>> START MATERIAL PROVIDED

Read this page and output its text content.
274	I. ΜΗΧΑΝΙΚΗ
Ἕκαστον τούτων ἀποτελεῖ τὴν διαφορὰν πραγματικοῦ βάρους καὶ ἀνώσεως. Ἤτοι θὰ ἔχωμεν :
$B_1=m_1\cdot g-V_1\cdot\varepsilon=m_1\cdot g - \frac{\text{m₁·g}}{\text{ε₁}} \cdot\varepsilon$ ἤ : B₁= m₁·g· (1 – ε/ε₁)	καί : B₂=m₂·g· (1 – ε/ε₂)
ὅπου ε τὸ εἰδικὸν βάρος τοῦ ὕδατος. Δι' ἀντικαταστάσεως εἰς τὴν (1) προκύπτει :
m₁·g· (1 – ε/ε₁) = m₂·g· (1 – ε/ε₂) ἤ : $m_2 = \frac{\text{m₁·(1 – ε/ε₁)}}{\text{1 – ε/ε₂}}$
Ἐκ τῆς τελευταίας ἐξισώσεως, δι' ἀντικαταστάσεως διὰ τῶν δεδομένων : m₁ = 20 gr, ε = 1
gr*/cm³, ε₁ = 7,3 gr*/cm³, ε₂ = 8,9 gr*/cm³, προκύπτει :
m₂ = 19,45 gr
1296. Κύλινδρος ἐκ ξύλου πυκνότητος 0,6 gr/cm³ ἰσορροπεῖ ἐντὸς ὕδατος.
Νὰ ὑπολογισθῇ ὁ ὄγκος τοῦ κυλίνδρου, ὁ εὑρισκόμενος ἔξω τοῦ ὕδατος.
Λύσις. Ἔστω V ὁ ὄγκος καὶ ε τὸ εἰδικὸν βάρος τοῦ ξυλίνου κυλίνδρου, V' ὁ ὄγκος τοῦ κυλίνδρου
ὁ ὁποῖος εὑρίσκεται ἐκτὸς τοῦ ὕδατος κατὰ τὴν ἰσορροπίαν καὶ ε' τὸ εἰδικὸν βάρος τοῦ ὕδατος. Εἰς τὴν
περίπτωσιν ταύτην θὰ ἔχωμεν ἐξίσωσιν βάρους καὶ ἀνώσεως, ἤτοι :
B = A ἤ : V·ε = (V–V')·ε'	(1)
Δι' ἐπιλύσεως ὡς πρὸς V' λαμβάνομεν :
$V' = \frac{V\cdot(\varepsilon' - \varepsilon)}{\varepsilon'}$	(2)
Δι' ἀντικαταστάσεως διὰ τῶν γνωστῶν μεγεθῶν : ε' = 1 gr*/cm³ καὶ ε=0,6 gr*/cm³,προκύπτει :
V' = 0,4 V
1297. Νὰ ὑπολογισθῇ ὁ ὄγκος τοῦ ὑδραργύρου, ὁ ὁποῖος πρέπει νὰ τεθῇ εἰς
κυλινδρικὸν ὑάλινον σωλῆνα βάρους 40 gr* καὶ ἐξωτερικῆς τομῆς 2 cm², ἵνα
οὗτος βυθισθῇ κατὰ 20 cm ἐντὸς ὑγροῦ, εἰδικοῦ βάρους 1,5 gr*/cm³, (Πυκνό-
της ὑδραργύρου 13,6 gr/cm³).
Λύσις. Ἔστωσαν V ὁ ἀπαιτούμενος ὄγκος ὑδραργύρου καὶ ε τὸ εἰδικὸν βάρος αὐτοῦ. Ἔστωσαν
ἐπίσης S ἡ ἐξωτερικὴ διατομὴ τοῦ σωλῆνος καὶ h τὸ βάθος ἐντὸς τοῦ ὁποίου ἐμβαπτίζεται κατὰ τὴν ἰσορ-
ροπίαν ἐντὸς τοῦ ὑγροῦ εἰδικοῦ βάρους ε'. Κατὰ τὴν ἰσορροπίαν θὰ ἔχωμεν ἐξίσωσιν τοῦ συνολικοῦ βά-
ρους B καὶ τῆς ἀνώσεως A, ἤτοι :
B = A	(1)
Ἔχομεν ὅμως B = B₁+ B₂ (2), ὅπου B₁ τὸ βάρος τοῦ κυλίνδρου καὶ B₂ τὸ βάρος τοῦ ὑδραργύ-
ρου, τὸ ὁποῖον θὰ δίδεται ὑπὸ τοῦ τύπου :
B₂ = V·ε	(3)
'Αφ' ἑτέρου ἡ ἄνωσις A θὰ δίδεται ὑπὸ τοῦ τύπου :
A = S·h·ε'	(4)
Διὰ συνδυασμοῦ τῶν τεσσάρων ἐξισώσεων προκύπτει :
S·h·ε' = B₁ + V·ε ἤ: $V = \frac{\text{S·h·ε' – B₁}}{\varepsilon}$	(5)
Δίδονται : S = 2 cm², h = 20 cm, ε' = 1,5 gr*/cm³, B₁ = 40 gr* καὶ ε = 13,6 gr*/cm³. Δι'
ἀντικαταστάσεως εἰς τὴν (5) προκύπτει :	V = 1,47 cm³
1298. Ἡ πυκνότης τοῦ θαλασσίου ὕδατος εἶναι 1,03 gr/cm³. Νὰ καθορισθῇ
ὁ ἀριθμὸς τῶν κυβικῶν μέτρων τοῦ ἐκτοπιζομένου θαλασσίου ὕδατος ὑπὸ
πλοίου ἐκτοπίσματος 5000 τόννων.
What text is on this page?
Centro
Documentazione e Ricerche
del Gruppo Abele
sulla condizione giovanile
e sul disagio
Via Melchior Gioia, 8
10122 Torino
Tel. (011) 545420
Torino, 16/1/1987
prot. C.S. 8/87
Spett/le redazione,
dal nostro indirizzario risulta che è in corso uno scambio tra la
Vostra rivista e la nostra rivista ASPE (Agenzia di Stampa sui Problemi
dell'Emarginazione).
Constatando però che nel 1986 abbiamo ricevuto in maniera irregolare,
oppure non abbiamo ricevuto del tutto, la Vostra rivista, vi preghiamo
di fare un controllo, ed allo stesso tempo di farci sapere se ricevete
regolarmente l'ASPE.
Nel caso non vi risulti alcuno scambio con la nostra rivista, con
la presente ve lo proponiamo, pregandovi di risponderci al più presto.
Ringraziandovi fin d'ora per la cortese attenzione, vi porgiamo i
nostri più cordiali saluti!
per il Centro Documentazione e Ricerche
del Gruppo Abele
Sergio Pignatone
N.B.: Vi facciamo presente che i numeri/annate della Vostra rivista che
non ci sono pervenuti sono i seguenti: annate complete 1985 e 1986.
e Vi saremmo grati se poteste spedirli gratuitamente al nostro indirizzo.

>> END MATERIAL PROVIDED

# CHALLENGE
Print the line containing "What text is on this page?" and every line after it to the end of the records above, exactly as written, and nothing else.

# ANSWER TO THIS TASK
What text is on this page?
Centro
Documentazione e Ricerche
del Gruppo Abele
sulla condizione giovanile
e sul disagio
Via Melchior Gioia, 8
10122 Torino
Tel. (011) 545420
Torino, 16/1/1987
prot. C.S. 8/87
Spett/le redazione,
dal nostro indirizzario risulta che è in corso uno scambio tra la
Vostra rivista e la nostra rivista ASPE (Agenzia di Stampa sui Problemi
dell'Emarginazione).
Constatando però che nel 1986 abbiamo ricevuto in maniera irregolare,
oppure non abbiamo ricevuto del tutto, la Vostra rivista, vi preghiamo
di fare un controllo, ed allo stesso tempo di farci sapere se ricevete
regolarmente l'ASPE.
Nel caso non vi risulti alcuno scambio con la nostra rivista, con
la presente ve lo proponiamo, pregandovi di risponderci al più presto.
Ringraziandovi fin d'ora per la cortese attenzione, vi porgiamo i
nostri più cordiali saluti!
per il Centro Documentazione e Ricerche
del Gruppo Abele
Sergio Pignatone
N.B.: Vi facciamo presente che i numeri/annate della Vostra rivista che
non ci sono pervenuti sono i seguenti: annate complete 1985 e 1986.
e Vi saremmo grati se poteste spedirli gratuitamente al nostro indirizzo.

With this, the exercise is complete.